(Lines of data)
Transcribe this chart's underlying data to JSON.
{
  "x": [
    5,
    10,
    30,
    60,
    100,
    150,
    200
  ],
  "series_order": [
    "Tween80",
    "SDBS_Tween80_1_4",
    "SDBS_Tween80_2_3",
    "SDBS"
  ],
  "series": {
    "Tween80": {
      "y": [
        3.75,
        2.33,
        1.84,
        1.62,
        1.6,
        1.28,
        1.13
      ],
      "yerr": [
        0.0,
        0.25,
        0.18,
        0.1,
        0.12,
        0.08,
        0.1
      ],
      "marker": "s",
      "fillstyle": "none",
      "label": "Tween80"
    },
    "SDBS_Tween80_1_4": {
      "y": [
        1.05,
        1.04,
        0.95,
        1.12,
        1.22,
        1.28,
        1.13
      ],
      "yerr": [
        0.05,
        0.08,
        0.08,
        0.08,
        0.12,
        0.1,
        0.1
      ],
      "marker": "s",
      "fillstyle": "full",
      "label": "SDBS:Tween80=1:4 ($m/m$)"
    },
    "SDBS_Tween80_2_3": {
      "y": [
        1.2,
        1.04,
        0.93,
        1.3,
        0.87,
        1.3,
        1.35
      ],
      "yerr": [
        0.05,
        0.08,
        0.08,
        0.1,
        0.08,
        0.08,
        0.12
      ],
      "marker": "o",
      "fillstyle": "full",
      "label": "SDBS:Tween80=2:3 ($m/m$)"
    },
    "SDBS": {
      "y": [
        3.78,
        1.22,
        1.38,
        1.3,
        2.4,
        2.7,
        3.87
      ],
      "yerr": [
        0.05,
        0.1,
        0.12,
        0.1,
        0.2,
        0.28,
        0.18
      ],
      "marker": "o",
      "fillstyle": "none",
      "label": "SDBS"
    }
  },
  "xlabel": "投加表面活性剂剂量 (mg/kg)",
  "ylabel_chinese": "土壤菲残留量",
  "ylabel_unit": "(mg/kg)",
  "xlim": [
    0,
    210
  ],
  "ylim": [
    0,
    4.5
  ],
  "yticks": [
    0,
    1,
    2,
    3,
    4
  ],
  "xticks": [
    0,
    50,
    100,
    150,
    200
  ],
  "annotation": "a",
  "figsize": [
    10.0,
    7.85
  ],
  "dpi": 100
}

- [Problem description]
Set down the entries verbatim, leaving none out.

- [Response below]
Transcribe this chart's underlying data to JSON.
{
  "x": [
    5,
    10,
    30,
    60,
    100,
    150,
    200
  ],
  "series_order": [
    "Tween80",
    "SDBS_Tween80_1_4",
    "SDBS_Tween80_2_3",
    "SDBS"
  ],
  "series": {
    "Tween80": {
      "y": [
        3.75,
        2.33,
        1.84,
        1.62,
        1.6,
        1.28,
        1.13
      ],
      "yerr": [
        0.0,
        0.25,
        0.18,
        0.1,
        0.12,
        0.08,
        0.1
      ],
      "marker": "s",
      "fillstyle": "none",
      "label": "Tween80"
    },
    "SDBS_Tween80_1_4": {
      "y": [
        1.05,
        1.04,
        0.95,
        1.12,
        1.22,
        1.28,
        1.13
      ],
      "yerr": [
        0.05,
        0.08,
        0.08,
        0.08,
        0.12,
        0.1,
        0.1
      ],
      "marker": "s",
      "fillstyle": "full",
      "label": "SDBS:Tween80=1:4 ($m/m$)"
    },
    "SDBS_Tween80_2_3": {
      "y": [
        1.2,
        1.04,
        0.93,
        1.3,
        0.87,
        1.3,
        1.35
      ],
      "yerr": [
        0.05,
        0.08,
        0.08,
        0.1,
        0.08,
        0.08,
        0.12
      ],
      "marker": "o",
      "fillstyle": "full",
      "label": "SDBS:Tween80=2:3 ($m/m$)"
    },
    "SDBS": {
      "y": [
        3.78,
        1.22,
        1.38,
        1.3,
        2.4,
        2.7,
        3.87
      ],
      "yerr": [
        0.05,
        0.1,
        0.12,
        0.1,
        0.2,
        0.28,
        0.18
      ],
      "marker": "o",
      "fillstyle": "none",
      "label": "SDBS"
    }
  },
  "xlabel": "投加表面活性剂剂量 (mg/kg)",
  "ylabel_chinese": "土壤菲残留量",
  "ylabel_unit": "(mg/kg)",
  "xlim": [
    0,
    210
  ],
  "ylim": [
    0,
    4.5
  ],
  "yticks": [
    0,
    1,
    2,
    3,
    4
  ],
  "xticks": [
    0,
    50,
    100,
    150,
    200
  ],
  "annotation": "a",
  "figsize": [
    10.0,
    7.85
  ],
  "dpi": 100
}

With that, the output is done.